## DATASET ENTRIES
------------------------

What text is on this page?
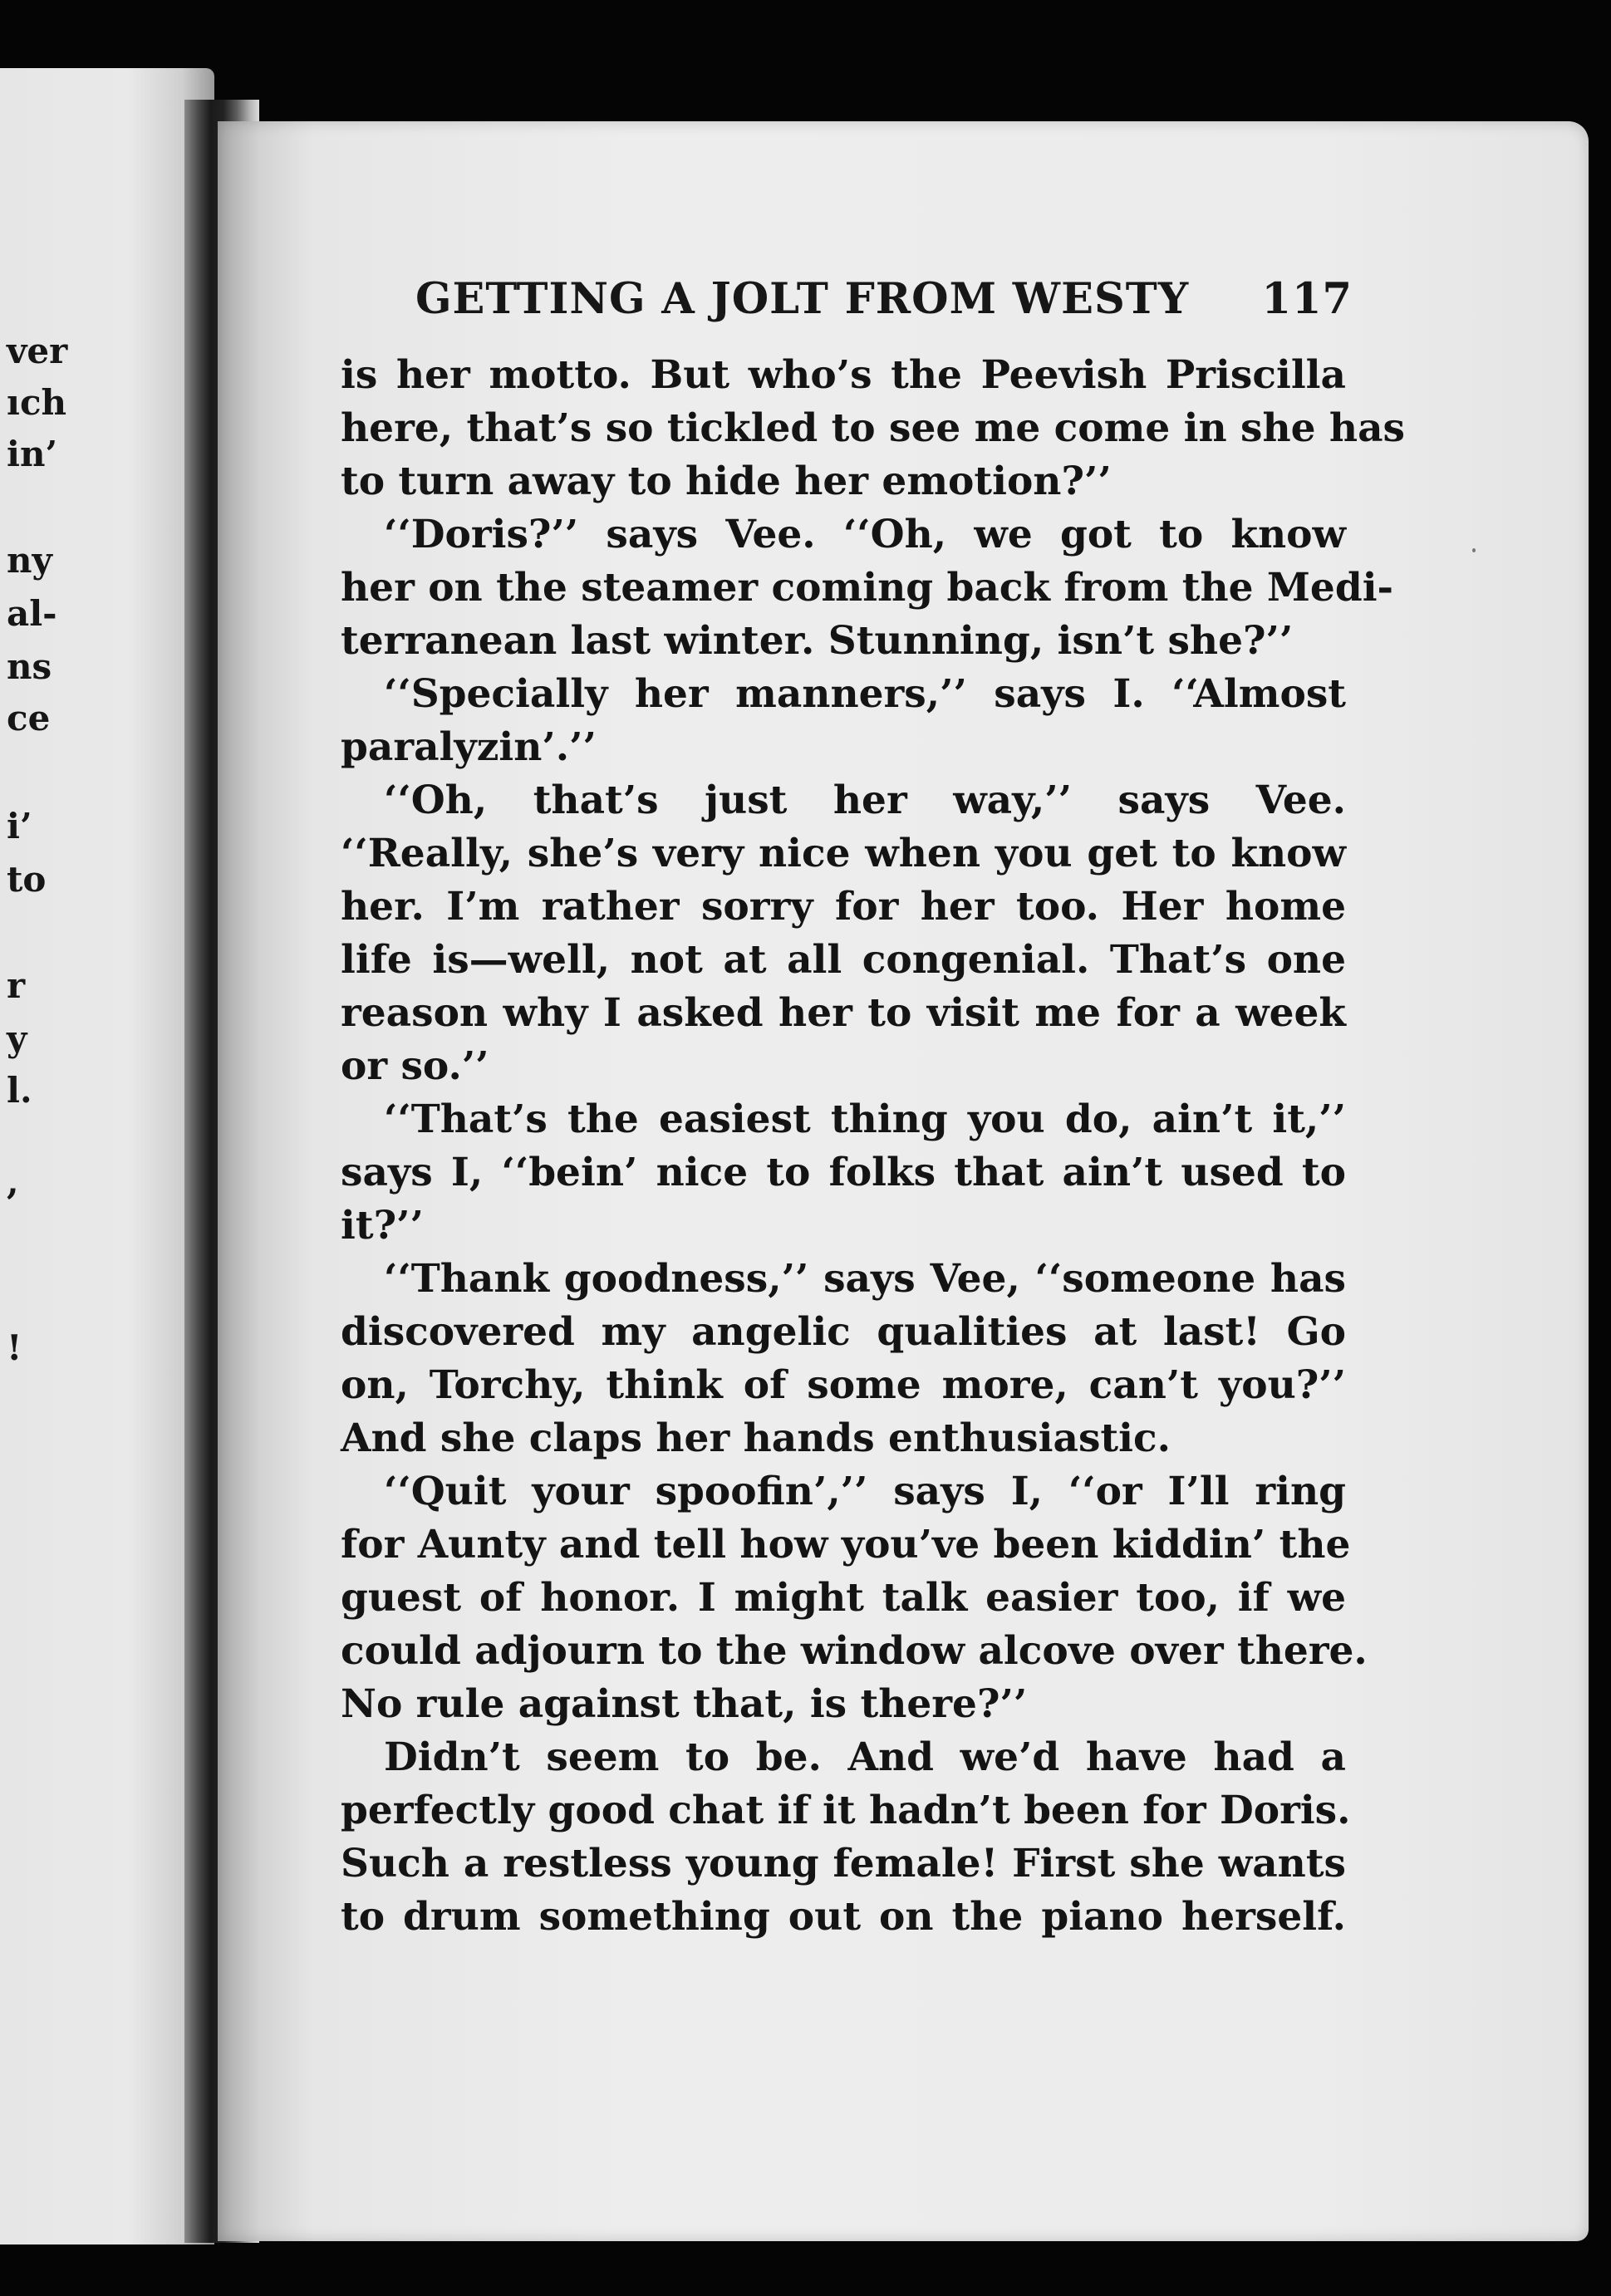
ver
ıch
in’
ny
al-
ns
ce
i’
to
r
y
l.
,
!
GETTING A JOLT FROM WESTY 117
is her motto. But who’s the Peevish Priscilla
here, that’s so tickled to see me come in she has
to turn away to hide her emotion?’’
‘‘Doris?’’ says Vee. ‘‘Oh, we got to know
her on the steamer coming back from the Medi-
terranean last winter. Stunning, isn’t she?’’
‘‘Specially her manners,’’ says I. ‘‘Almost
paralyzin’.’’
‘‘Oh, that’s just her way,’’ says Vee.
‘‘Really, she’s very nice when you get to know
her. I’m rather sorry for her too. Her home
life is—well, not at all congenial. That’s one
reason why I asked her to visit me for a week
or so.’’
‘‘That’s the easiest thing you do, ain’t it,’’
says I, ‘‘bein’ nice to folks that ain’t used to
it?’’
‘‘Thank goodness,’’ says Vee, ‘‘someone has
discovered my angelic qualities at last! Go
on, Torchy, think of some more, can’t you?’’
And she claps her hands enthusiastic.
‘‘Quit your spoofin’,’’ says I, ‘‘or I’ll ring
for Aunty and tell how you’ve been kiddin’ the
guest of honor. I might talk easier too, if we
could adjourn to the window alcove over there.
No rule against that, is there?’’
Didn’t seem to be. And we’d have had a
perfectly good chat if it hadn’t been for Doris.
Such a restless young female! First she wants
to drum something out on the piano herself.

------------------------

## TASK DETAILS
Identify and list each line with the word "says".

## EXERCISE RESPONSE
‘‘Doris?’’ says Vee. ‘‘Oh, we got to know
‘‘Specially her manners,’’ says I. ‘‘Almost
‘‘Oh, that’s just her way,’’ says Vee.
says I, ‘‘bein’ nice to folks that ain’t used to
‘‘Thank goodness,’’ says Vee, ‘‘someone has
‘‘Quit your spoofin’,’’ says I, ‘‘or I’ll ring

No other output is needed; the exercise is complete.